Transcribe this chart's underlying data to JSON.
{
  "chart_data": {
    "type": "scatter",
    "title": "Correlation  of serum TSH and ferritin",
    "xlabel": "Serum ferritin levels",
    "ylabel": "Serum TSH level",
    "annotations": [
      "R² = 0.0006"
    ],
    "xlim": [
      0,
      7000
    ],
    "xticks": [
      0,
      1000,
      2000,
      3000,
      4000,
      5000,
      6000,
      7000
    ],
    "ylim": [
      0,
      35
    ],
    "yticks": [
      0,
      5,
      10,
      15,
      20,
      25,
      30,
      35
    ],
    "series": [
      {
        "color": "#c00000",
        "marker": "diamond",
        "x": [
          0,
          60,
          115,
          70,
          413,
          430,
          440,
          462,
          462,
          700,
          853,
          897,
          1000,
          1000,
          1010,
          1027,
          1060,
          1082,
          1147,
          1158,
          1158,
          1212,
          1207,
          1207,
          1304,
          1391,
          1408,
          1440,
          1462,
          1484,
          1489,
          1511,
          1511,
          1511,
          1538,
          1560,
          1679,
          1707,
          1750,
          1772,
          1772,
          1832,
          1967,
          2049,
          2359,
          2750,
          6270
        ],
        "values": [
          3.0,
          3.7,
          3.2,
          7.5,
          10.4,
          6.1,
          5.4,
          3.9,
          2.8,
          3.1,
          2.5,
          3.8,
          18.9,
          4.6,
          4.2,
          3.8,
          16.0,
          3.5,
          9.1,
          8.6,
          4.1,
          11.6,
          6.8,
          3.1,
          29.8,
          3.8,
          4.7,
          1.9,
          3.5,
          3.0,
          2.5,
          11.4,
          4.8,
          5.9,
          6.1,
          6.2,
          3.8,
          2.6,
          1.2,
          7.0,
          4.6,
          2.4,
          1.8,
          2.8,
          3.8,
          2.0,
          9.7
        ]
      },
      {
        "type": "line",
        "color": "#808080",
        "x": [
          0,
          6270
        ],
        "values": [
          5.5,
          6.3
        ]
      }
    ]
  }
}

**WHAT THE TASK ASKS:**
Copy out all of the data exactly, leaving nothing out.

**ANSWER IN FULL:**
Transcribe this chart's underlying data to JSON.
{
  "chart_data": {
    "type": "scatter",
    "title": "Correlation  of serum TSH and ferritin",
    "xlabel": "Serum ferritin levels",
    "ylabel": "Serum TSH level",
    "annotations": [
      "R² = 0.0006"
    ],
    "xlim": [
      0,
      7000
    ],
    "xticks": [
      0,
      1000,
      2000,
      3000,
      4000,
      5000,
      6000,
      7000
    ],
    "ylim": [
      0,
      35
    ],
    "yticks": [
      0,
      5,
      10,
      15,
      20,
      25,
      30,
      35
    ],
    "series": [
      {
        "color": "#c00000",
        "marker": "diamond",
        "x": [
          0,
          60,
          115,
          70,
          413,
          430,
          440,
          462,
          462,
          700,
          853,
          897,
          1000,
          1000,
          1010,
          1027,
          1060,
          1082,
          1147,
          1158,
          1158,
          1212,
          1207,
          1207,
          1304,
          1391,
          1408,
          1440,
          1462,
          1484,
          1489,
          1511,
          1511,
          1511,
          1538,
          1560,
          1679,
          1707,
          1750,
          1772,
          1772,
          1832,
          1967,
          2049,
          2359,
          2750,
          6270
        ],
        "values": [
          3.0,
          3.7,
          3.2,
          7.5,
          10.4,
          6.1,
          5.4,
          3.9,
          2.8,
          3.1,
          2.5,
          3.8,
          18.9,
          4.6,
          4.2,
          3.8,
          16.0,
          3.5,
          9.1,
          8.6,
          4.1,
          11.6,
          6.8,
          3.1,
          29.8,
          3.8,
          4.7,
          1.9,
          3.5,
          3.0,
          2.5,
          11.4,
          4.8,
          5.9,
          6.1,
          6.2,
          3.8,
          2.6,
          1.2,
          7.0,
          4.6,
          2.4,
          1.8,
          2.8,
          3.8,
          2.0,
          9.7
        ]
      },
      {
        "type": "line",
        "color": "#808080",
        "x": [
          0,
          6270
        ],
        "values": [
          5.5,
          6.3
        ]
      }
    ]
  }
}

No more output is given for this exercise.